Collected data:

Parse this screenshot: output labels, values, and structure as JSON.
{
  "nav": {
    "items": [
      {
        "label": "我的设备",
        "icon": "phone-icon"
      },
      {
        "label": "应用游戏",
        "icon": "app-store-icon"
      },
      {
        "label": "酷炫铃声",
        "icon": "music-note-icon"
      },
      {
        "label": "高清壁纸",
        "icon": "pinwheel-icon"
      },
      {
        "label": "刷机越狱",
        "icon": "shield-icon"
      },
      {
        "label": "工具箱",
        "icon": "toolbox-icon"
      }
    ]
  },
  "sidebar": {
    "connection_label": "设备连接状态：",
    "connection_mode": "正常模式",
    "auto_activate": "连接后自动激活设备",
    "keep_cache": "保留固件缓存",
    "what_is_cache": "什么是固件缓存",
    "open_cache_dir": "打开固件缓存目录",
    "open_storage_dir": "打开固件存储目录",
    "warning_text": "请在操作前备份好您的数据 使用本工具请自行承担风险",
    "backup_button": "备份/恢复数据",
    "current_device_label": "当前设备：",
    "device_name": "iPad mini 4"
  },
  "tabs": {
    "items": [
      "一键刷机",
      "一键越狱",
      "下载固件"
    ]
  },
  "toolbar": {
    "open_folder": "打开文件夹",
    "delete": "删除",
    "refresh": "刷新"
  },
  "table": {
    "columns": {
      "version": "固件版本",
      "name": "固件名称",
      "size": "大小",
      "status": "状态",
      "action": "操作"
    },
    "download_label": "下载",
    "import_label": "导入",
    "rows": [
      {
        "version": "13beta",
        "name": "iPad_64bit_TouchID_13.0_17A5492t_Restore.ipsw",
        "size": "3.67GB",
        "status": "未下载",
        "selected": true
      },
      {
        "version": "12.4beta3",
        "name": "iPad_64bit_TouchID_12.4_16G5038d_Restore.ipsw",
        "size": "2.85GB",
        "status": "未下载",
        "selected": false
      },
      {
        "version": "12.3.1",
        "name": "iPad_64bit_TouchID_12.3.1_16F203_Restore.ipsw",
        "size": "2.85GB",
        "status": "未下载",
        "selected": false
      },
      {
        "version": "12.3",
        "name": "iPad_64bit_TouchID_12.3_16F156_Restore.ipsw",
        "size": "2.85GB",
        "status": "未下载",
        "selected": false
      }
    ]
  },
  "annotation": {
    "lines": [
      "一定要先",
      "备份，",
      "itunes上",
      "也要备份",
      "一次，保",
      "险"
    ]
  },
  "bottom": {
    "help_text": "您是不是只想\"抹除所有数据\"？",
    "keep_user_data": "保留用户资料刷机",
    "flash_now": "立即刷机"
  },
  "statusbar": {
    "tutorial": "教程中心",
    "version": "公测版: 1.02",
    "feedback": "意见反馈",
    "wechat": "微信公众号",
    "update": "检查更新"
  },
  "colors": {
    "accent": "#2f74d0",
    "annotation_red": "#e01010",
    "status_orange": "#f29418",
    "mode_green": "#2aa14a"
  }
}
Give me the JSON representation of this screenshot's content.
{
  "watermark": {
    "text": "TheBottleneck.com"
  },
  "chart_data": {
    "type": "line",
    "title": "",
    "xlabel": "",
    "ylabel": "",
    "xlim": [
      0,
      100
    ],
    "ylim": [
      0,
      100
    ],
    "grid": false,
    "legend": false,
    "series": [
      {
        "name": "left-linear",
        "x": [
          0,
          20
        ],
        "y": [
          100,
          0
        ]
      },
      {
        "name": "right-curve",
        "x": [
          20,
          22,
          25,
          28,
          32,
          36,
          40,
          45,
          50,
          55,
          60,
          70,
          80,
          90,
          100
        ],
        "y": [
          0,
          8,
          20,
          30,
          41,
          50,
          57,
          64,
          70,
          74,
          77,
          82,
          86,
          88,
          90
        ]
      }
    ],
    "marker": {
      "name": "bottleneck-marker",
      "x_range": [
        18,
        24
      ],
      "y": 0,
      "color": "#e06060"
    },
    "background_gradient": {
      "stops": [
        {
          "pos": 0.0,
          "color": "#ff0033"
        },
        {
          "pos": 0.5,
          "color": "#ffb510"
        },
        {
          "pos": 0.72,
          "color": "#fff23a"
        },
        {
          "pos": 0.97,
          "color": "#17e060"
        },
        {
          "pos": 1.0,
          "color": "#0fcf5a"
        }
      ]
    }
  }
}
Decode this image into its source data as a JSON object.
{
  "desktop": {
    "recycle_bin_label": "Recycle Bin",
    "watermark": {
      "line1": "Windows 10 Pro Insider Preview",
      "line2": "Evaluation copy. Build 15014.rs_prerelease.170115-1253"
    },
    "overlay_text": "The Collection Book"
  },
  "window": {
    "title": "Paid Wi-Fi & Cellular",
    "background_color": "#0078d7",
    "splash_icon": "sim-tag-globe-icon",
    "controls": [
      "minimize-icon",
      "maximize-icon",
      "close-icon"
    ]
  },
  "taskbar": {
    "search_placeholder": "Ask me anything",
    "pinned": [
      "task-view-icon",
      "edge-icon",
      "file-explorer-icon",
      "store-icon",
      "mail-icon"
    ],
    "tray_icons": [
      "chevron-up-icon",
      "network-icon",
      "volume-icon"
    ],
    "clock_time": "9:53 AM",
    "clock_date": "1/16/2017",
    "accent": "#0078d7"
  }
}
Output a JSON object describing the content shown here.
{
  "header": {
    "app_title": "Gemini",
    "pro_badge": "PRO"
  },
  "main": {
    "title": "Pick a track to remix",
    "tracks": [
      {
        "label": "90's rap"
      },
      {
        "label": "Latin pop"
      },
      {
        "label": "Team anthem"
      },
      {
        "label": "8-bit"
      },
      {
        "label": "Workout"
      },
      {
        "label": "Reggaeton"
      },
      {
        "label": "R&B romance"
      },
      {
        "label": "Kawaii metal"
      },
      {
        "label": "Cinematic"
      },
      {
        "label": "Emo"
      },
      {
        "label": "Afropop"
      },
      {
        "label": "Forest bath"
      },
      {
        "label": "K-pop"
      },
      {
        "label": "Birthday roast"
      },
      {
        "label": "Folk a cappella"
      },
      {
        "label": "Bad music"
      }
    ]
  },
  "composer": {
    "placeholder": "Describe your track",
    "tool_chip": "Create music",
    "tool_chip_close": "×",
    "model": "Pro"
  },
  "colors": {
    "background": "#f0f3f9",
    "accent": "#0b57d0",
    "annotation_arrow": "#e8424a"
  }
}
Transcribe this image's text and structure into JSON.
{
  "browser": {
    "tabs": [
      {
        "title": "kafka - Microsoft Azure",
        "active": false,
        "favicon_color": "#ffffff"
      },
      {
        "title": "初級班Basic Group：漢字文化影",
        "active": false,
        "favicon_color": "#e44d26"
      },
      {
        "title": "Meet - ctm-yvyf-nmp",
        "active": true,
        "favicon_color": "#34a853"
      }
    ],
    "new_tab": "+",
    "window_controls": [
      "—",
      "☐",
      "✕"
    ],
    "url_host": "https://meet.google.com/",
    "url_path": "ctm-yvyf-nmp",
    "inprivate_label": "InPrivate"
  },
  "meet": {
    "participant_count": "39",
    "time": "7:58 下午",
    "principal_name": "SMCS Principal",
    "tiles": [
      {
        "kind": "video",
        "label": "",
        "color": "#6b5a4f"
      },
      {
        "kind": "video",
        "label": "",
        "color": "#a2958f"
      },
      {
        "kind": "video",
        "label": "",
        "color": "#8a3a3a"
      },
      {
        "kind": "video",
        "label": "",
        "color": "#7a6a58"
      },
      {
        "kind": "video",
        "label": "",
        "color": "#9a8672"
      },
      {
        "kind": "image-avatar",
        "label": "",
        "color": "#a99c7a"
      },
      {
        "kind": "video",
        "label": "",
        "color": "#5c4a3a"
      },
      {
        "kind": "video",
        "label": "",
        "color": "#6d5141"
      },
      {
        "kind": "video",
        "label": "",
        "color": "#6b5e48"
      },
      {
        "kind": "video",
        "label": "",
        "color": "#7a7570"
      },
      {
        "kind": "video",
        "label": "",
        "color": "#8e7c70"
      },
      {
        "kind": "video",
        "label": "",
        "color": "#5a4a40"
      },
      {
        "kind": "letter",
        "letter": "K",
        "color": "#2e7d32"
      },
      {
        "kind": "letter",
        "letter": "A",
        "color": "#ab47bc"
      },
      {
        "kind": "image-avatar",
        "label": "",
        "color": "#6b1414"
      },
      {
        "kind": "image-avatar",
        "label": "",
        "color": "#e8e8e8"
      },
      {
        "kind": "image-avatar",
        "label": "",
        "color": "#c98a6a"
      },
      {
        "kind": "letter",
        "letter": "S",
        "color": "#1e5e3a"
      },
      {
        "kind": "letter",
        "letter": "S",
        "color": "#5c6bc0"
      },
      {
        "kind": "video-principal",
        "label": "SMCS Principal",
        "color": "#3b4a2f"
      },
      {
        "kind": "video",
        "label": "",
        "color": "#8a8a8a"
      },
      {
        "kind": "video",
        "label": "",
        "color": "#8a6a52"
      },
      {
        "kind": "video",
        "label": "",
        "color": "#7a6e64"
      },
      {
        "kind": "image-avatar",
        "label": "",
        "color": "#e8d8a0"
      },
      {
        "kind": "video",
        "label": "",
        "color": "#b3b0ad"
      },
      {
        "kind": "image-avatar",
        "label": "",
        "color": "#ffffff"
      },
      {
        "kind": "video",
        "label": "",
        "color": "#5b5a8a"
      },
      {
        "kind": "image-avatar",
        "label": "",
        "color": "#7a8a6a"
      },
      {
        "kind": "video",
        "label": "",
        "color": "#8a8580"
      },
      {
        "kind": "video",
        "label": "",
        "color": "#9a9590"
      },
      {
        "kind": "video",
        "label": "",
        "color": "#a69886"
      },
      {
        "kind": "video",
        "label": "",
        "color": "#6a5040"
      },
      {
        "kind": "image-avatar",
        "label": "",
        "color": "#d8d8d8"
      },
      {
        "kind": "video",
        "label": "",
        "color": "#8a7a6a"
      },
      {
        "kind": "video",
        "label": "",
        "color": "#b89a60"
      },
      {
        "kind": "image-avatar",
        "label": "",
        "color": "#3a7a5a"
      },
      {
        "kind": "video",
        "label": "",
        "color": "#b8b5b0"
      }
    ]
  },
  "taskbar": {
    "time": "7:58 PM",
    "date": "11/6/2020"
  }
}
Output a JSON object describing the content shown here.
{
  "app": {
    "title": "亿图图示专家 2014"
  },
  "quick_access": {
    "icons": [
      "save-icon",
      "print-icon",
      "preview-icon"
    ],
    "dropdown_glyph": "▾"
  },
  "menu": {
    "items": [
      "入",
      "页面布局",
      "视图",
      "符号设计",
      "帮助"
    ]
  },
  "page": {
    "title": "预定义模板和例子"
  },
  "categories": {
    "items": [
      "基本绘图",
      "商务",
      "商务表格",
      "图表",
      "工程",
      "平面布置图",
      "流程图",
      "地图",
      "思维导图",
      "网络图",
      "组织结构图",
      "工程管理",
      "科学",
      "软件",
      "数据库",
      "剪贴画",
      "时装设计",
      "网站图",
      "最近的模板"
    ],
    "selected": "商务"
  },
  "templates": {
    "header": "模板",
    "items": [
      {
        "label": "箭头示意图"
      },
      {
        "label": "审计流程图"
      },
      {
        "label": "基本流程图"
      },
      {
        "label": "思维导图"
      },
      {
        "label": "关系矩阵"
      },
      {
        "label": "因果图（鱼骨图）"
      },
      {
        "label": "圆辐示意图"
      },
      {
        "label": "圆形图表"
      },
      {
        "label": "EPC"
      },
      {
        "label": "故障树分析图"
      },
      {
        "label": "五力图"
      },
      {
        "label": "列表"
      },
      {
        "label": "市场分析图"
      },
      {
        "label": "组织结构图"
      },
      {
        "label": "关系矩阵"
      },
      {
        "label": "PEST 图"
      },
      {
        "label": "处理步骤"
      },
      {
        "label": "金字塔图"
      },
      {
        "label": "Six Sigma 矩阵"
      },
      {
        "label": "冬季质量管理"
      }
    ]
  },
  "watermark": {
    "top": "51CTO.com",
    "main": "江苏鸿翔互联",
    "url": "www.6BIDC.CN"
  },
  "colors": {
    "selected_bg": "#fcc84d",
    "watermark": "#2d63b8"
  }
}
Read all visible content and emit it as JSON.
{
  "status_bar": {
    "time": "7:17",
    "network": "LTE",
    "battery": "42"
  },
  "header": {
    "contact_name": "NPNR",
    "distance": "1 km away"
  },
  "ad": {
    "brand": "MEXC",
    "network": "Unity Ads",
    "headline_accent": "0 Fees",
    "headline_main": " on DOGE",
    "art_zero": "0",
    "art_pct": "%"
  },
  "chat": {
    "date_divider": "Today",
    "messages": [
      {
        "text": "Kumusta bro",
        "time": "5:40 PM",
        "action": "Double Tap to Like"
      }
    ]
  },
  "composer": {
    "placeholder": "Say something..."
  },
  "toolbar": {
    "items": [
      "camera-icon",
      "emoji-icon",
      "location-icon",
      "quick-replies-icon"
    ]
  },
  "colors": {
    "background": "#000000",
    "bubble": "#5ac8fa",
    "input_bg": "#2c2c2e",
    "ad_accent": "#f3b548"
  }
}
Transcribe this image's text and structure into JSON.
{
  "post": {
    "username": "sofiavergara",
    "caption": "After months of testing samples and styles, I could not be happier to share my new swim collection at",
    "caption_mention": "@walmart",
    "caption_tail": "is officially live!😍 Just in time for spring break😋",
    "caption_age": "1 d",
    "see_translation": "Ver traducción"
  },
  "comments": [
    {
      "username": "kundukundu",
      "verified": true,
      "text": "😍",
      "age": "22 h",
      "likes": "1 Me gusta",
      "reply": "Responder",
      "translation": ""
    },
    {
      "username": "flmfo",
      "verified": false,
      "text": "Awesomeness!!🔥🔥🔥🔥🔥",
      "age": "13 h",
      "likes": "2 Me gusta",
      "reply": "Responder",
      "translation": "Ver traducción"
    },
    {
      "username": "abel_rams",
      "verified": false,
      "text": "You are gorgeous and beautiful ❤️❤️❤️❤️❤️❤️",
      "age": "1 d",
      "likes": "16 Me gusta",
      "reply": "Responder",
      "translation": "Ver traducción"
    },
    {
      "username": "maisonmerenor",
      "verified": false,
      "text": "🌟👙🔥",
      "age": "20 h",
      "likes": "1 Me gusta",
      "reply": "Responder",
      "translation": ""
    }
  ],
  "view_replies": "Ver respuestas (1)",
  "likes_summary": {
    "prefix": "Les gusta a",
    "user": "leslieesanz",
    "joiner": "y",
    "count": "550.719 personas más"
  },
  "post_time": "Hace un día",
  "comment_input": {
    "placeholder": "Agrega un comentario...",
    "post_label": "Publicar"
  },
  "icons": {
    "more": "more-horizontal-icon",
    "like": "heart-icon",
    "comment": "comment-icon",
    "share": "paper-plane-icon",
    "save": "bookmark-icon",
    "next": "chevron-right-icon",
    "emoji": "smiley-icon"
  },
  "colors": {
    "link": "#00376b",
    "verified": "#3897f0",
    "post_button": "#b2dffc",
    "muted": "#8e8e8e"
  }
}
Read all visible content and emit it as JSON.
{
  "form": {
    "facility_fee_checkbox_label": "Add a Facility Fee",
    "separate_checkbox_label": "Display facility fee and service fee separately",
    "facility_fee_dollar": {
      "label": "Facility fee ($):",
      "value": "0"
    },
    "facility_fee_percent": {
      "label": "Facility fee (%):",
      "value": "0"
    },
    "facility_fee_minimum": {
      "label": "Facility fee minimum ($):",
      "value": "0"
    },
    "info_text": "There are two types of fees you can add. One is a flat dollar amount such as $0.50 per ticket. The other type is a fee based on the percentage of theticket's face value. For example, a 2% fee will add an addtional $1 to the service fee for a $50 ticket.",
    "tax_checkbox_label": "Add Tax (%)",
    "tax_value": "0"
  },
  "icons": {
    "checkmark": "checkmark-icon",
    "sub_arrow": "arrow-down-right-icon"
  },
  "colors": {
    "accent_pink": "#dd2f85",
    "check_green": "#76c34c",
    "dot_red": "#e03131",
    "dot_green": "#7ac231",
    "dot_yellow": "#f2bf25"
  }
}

Requirement
Copy out each line that contains the word "SMCS".

Answer in full
    "principal_name": "SMCS Principal",
        "label": "SMCS Principal",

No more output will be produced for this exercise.